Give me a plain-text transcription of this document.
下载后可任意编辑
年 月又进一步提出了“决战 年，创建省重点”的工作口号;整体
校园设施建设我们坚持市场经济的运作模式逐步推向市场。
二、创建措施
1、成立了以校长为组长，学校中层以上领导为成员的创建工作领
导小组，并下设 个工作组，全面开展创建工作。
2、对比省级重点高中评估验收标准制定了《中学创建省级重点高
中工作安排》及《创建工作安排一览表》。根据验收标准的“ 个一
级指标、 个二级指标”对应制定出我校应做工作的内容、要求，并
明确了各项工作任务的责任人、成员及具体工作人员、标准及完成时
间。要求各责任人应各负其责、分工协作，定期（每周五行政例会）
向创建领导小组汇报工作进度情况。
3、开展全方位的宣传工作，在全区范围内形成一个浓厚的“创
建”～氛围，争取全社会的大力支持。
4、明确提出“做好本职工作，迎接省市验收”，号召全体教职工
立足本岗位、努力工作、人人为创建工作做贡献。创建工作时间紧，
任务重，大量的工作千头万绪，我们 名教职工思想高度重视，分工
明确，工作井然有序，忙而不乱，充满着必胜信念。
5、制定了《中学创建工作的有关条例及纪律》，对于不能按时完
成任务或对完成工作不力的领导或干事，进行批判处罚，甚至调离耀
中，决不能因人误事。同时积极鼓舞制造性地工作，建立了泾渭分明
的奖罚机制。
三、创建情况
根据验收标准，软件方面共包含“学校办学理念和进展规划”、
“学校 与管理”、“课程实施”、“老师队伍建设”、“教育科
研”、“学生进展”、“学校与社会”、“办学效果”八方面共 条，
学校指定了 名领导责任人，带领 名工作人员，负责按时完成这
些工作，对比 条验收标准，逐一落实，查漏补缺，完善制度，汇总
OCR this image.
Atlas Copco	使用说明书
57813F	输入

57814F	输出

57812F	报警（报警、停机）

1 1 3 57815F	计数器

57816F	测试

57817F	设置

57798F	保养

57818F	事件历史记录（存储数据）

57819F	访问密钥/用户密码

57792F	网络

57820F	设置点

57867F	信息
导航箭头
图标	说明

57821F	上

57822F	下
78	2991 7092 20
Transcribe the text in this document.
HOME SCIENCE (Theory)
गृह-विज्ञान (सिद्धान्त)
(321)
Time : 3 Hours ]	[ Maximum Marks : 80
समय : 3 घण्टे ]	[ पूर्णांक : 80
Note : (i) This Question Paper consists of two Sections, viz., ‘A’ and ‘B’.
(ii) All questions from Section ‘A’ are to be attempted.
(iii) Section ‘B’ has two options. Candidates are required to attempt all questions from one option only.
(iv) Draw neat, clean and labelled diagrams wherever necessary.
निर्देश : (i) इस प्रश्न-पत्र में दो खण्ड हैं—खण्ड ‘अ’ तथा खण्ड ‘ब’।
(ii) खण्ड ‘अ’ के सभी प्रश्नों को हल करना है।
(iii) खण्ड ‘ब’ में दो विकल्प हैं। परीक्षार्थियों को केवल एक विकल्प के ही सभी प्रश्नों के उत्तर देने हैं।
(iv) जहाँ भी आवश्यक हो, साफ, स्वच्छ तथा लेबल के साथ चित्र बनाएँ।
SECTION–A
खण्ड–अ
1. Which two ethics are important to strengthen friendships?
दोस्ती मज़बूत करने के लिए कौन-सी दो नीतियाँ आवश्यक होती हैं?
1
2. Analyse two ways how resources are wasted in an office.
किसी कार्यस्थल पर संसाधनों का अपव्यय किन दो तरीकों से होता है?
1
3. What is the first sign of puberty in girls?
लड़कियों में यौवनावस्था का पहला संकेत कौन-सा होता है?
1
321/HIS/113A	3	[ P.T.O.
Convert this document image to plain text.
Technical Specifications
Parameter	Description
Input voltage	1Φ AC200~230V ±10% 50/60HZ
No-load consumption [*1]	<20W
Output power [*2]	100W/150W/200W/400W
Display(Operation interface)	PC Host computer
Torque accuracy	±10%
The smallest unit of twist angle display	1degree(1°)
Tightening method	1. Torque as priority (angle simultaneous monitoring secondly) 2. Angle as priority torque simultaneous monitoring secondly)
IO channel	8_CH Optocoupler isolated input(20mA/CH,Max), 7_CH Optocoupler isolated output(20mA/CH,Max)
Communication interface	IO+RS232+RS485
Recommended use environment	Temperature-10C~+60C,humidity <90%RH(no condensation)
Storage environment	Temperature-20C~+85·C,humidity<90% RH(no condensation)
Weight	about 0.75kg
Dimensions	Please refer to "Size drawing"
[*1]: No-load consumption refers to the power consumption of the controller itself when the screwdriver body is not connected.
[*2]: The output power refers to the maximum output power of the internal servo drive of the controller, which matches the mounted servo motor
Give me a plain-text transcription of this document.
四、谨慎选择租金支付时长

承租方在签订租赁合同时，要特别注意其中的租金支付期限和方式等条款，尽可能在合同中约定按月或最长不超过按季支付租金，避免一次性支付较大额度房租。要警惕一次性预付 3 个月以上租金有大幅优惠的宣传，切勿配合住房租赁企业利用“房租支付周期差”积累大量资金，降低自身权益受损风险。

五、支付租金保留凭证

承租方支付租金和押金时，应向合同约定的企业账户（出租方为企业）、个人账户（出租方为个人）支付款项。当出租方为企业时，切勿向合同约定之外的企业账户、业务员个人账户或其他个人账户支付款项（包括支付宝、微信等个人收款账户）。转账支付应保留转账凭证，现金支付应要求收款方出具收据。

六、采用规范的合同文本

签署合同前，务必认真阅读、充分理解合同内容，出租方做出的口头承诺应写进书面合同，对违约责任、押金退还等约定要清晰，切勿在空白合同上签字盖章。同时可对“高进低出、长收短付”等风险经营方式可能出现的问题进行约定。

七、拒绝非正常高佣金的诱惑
★ ★ ★ ★ ★ ★ ★
What you need to do:
Provide all the records again, word for word.

Task output:
Give me a plain-text transcription of this document.
下载后可任意编辑
年 月又进一步提出了“决战 年，创建省重点”的工作口号;整体
校园设施建设我们坚持市场经济的运作模式逐步推向市场。
二、创建措施
1、成立了以校长为组长，学校中层以上领导为成员的创建工作领
导小组，并下设 个工作组，全面开展创建工作。
2、对比省级重点高中评估验收标准制定了《中学创建省级重点高
中工作安排》及《创建工作安排一览表》。根据验收标准的“ 个一
级指标、 个二级指标”对应制定出我校应做工作的内容、要求，并
明确了各项工作任务的责任人、成员及具体工作人员、标准及完成时
间。要求各责任人应各负其责、分工协作，定期（每周五行政例会）
向创建领导小组汇报工作进度情况。
3、开展全方位的宣传工作，在全区范围内形成一个浓厚的“创
建”～氛围，争取全社会的大力支持。
4、明确提出“做好本职工作，迎接省市验收”，号召全体教职工
立足本岗位、努力工作、人人为创建工作做贡献。创建工作时间紧，
任务重，大量的工作千头万绪，我们 名教职工思想高度重视，分工
明确，工作井然有序，忙而不乱，充满着必胜信念。
5、制定了《中学创建工作的有关条例及纪律》，对于不能按时完
成任务或对完成工作不力的领导或干事，进行批判处罚，甚至调离耀
中，决不能因人误事。同时积极鼓舞制造性地工作，建立了泾渭分明
的奖罚机制。
三、创建情况
根据验收标准，软件方面共包含“学校办学理念和进展规划”、
“学校 与管理”、“课程实施”、“老师队伍建设”、“教育科
研”、“学生进展”、“学校与社会”、“办学效果”八方面共 条，
学校指定了 名领导责任人，带领 名工作人员，负责按时完成这
些工作，对比 条验收标准，逐一落实，查漏补缺，完善制度，汇总
OCR this image.
Atlas Copco	使用说明书
57813F	输入

57814F	输出

57812F	报警（报警、停机）

1 1 3 57815F	计数器

57816F	测试

57817F	设置

57798F	保养

57818F	事件历史记录（存储数据）

57819F	访问密钥/用户密码

57792F	网络

57820F	设置点

57867F	信息
导航箭头
图标	说明

57821F	上

57822F	下
78	2991 7092 20
Transcribe the text in this document.
HOME SCIENCE (Theory)
गृह-विज्ञान (सिद्धान्त)
(321)
Time : 3 Hours ]	[ Maximum Marks : 80
समय : 3 घण्टे ]	[ पूर्णांक : 80
Note : (i) This Question Paper consists of two Sections, viz., ‘A’ and ‘B’.
(ii) All questions from Section ‘A’ are to be attempted.
(iii) Section ‘B’ has two options. Candidates are required to attempt all questions from one option only.
(iv) Draw neat, clean and labelled diagrams wherever necessary.
निर्देश : (i) इस प्रश्न-पत्र में दो खण्ड हैं—खण्ड ‘अ’ तथा खण्ड ‘ब’।
(ii) खण्ड ‘अ’ के सभी प्रश्नों को हल करना है।
(iii) खण्ड ‘ब’ में दो विकल्प हैं। परीक्षार्थियों को केवल एक विकल्प के ही सभी प्रश्नों के उत्तर देने हैं।
(iv) जहाँ भी आवश्यक हो, साफ, स्वच्छ तथा लेबल के साथ चित्र बनाएँ।
SECTION–A
खण्ड–अ
1. Which two ethics are important to strengthen friendships?
दोस्ती मज़बूत करने के लिए कौन-सी दो नीतियाँ आवश्यक होती हैं?
1
2. Analyse two ways how resources are wasted in an office.
किसी कार्यस्थल पर संसाधनों का अपव्यय किन दो तरीकों से होता है?
1
3. What is the first sign of puberty in girls?
लड़कियों में यौवनावस्था का पहला संकेत कौन-सा होता है?
1
321/HIS/113A	3	[ P.T.O.
Convert this document image to plain text.
Technical Specifications
Parameter	Description
Input voltage	1Φ AC200~230V ±10% 50/60HZ
No-load consumption [*1]	<20W
Output power [*2]	100W/150W/200W/400W
Display(Operation interface)	PC Host computer
Torque accuracy	±10%
The smallest unit of twist angle display	1degree(1°)
Tightening method	1. Torque as priority (angle simultaneous monitoring secondly) 2. Angle as priority torque simultaneous monitoring secondly)
IO channel	8_CH Optocoupler isolated input(20mA/CH,Max), 7_CH Optocoupler isolated output(20mA/CH,Max)
Communication interface	IO+RS232+RS485
Recommended use environment	Temperature-10C~+60C,humidity <90%RH(no condensation)
Storage environment	Temperature-20C~+85·C,humidity<90% RH(no condensation)
Weight	about 0.75kg
Dimensions	Please refer to "Size drawing"
[*1]: No-load consumption refers to the power consumption of the controller itself when the screwdriver body is not connected.
[*2]: The output power refers to the maximum output power of the internal servo drive of the controller, which matches the mounted servo motor
Give me a plain-text transcription of this document.
四、谨慎选择租金支付时长

承租方在签订租赁合同时，要特别注意其中的租金支付期限和方式等条款，尽可能在合同中约定按月或最长不超过按季支付租金，避免一次性支付较大额度房租。要警惕一次性预付 3 个月以上租金有大幅优惠的宣传，切勿配合住房租赁企业利用“房租支付周期差”积累大量资金，降低自身权益受损风险。

五、支付租金保留凭证

承租方支付租金和押金时，应向合同约定的企业账户（出租方为企业）、个人账户（出租方为个人）支付款项。当出租方为企业时，切勿向合同约定之外的企业账户、业务员个人账户或其他个人账户支付款项（包括支付宝、微信等个人收款账户）。转账支付应保留转账凭证，现金支付应要求收款方出具收据。

六、采用规范的合同文本

签署合同前，务必认真阅读、充分理解合同内容，出租方做出的口头承诺应写进书面合同，对违约责任、押金退还等约定要清晰，切勿在空白合同上签字盖章。同时可对“高进低出、长收短付”等风险经营方式可能出现的问题进行约定。

七、拒绝非正常高佣金的诱惑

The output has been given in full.